::: Input records :::

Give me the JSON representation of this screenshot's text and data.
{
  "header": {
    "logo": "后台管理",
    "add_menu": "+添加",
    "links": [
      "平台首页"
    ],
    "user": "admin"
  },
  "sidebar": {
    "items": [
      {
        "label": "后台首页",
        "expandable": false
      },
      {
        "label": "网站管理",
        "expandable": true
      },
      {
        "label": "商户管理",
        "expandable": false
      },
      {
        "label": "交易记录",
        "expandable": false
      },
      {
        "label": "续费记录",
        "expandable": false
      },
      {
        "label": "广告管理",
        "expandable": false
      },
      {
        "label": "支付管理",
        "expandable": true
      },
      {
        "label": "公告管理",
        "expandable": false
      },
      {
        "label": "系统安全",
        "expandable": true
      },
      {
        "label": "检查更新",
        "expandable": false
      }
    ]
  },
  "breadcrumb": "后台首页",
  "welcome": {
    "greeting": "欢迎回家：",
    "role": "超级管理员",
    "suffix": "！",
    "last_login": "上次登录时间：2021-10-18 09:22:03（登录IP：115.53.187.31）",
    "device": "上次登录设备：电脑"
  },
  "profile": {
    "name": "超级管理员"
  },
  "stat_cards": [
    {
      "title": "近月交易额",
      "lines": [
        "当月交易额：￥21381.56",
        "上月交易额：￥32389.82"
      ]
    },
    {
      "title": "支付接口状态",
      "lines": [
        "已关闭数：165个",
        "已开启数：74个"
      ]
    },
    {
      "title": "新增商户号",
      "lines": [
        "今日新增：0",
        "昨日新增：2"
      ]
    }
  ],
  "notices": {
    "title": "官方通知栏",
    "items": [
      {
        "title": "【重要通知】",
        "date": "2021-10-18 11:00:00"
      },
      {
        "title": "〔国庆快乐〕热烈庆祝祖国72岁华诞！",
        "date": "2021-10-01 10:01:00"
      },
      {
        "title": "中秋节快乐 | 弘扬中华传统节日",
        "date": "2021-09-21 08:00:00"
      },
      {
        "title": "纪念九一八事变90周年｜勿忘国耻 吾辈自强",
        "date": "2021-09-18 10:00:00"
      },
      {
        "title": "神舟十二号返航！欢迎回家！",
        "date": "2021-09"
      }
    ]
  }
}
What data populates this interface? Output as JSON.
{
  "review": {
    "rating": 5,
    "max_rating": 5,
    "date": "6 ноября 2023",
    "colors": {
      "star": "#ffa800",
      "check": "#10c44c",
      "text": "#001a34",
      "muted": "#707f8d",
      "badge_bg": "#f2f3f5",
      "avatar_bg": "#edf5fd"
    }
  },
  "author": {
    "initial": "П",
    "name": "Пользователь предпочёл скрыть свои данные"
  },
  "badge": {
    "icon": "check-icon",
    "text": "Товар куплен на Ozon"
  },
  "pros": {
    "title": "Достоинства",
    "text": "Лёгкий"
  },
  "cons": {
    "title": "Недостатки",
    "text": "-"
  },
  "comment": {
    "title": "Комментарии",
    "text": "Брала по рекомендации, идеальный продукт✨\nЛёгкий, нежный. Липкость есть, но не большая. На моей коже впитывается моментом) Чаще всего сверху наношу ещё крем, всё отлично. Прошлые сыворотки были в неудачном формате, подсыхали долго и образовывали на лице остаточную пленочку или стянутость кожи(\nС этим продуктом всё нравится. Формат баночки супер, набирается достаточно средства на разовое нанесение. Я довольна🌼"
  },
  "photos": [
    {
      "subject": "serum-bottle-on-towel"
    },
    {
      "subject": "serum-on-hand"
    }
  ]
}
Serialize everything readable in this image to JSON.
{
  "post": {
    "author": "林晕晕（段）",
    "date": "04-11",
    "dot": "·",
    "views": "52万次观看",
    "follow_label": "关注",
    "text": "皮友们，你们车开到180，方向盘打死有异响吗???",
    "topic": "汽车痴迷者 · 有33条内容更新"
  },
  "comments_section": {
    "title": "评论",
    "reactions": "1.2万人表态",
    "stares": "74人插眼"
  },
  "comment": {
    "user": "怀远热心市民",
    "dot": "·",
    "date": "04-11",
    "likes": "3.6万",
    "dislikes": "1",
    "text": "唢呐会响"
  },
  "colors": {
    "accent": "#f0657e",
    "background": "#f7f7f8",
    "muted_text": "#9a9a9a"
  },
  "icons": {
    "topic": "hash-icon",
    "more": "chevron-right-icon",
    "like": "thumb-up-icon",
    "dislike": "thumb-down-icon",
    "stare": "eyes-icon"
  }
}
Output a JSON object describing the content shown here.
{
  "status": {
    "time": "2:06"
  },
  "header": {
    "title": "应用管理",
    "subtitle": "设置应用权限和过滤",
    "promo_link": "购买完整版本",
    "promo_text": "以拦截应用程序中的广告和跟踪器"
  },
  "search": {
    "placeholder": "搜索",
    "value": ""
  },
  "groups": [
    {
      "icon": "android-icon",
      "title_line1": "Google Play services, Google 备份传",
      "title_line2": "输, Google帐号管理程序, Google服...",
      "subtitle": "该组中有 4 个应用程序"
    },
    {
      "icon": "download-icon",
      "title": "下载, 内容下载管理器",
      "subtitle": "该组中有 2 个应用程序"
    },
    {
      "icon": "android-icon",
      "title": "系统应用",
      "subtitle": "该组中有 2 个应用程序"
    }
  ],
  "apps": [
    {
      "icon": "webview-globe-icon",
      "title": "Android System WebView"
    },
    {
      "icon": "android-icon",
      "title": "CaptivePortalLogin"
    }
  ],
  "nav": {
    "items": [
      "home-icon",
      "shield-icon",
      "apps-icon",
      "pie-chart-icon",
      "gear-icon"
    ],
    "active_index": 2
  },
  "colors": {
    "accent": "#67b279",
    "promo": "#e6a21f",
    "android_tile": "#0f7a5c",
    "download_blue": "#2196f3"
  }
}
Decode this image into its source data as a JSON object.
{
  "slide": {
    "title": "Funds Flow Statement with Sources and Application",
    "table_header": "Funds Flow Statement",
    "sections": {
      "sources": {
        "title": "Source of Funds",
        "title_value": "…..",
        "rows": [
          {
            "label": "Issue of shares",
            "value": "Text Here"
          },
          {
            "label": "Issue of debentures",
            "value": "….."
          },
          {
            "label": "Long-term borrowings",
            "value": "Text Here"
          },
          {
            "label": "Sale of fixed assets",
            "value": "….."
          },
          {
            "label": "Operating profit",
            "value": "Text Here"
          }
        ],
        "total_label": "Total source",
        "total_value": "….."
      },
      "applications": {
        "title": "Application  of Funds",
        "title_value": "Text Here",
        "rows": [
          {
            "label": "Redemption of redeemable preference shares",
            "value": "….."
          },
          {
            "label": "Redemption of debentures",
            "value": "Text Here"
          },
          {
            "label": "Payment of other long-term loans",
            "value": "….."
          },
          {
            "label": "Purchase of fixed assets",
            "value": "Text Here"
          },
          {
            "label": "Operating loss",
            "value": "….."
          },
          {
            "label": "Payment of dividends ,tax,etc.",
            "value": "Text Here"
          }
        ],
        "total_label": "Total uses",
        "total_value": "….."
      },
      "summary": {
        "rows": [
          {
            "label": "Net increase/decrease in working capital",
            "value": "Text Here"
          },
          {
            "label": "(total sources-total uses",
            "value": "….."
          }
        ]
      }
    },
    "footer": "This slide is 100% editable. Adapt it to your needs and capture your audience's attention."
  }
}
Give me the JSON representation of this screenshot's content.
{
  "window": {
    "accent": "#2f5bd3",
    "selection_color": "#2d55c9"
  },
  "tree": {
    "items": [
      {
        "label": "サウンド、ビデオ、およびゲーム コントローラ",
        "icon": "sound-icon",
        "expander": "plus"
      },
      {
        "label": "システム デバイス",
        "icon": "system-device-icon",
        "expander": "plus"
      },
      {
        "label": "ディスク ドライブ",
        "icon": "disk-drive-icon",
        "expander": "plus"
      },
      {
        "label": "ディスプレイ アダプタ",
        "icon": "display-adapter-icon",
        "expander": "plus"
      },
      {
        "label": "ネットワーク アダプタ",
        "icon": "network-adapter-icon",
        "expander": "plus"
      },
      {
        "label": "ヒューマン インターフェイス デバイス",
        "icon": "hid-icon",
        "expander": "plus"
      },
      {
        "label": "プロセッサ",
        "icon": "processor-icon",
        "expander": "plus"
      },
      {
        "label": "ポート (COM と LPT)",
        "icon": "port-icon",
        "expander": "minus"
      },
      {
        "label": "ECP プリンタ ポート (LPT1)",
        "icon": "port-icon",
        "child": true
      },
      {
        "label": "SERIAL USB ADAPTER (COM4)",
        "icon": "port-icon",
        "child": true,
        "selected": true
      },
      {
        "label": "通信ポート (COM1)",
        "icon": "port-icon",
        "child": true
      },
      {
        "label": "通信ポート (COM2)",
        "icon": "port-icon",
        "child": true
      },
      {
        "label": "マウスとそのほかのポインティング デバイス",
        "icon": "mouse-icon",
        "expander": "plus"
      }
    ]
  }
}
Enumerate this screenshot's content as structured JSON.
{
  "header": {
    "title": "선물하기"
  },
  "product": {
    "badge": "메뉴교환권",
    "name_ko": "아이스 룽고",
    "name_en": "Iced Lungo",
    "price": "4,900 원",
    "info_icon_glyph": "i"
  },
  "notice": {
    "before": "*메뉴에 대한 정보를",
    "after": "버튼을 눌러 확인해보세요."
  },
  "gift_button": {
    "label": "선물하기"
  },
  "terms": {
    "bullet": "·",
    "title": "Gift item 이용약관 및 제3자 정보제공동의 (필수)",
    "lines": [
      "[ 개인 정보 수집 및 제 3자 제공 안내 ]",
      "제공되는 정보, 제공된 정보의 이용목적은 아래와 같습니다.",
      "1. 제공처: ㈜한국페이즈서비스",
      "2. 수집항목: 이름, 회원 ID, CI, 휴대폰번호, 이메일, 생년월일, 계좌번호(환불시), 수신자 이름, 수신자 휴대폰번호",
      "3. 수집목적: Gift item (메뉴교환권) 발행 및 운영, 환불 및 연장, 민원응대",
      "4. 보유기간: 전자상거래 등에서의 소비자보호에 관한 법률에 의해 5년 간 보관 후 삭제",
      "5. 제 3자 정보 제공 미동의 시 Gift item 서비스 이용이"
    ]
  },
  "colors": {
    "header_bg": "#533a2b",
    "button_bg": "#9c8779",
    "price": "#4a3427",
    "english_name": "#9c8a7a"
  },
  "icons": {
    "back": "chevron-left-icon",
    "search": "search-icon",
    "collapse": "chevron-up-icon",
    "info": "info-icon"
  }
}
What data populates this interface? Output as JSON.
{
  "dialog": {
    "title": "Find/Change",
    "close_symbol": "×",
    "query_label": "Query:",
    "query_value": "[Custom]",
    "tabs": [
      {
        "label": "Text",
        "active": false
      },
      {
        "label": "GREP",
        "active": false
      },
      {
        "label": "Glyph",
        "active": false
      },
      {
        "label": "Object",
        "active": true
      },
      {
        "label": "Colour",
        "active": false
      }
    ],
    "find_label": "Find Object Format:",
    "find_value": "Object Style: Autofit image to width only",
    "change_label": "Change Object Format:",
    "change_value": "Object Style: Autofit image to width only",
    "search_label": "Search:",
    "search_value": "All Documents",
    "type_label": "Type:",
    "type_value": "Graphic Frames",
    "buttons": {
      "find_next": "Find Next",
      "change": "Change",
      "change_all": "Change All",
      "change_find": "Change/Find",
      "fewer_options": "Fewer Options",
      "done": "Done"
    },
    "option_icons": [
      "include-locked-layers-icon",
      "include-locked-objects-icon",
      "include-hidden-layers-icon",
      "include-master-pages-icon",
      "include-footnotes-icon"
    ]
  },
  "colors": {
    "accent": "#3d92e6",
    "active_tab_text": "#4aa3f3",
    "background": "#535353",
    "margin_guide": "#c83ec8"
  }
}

:::

Task brief. Find the string "include" in the records, then copy each line where it occurs.

Answer below.
      "include-locked-layers-icon",
      "include-locked-objects-icon",
      "include-hidden-layers-icon",
      "include-master-pages-icon",
      "include-footnotes-icon"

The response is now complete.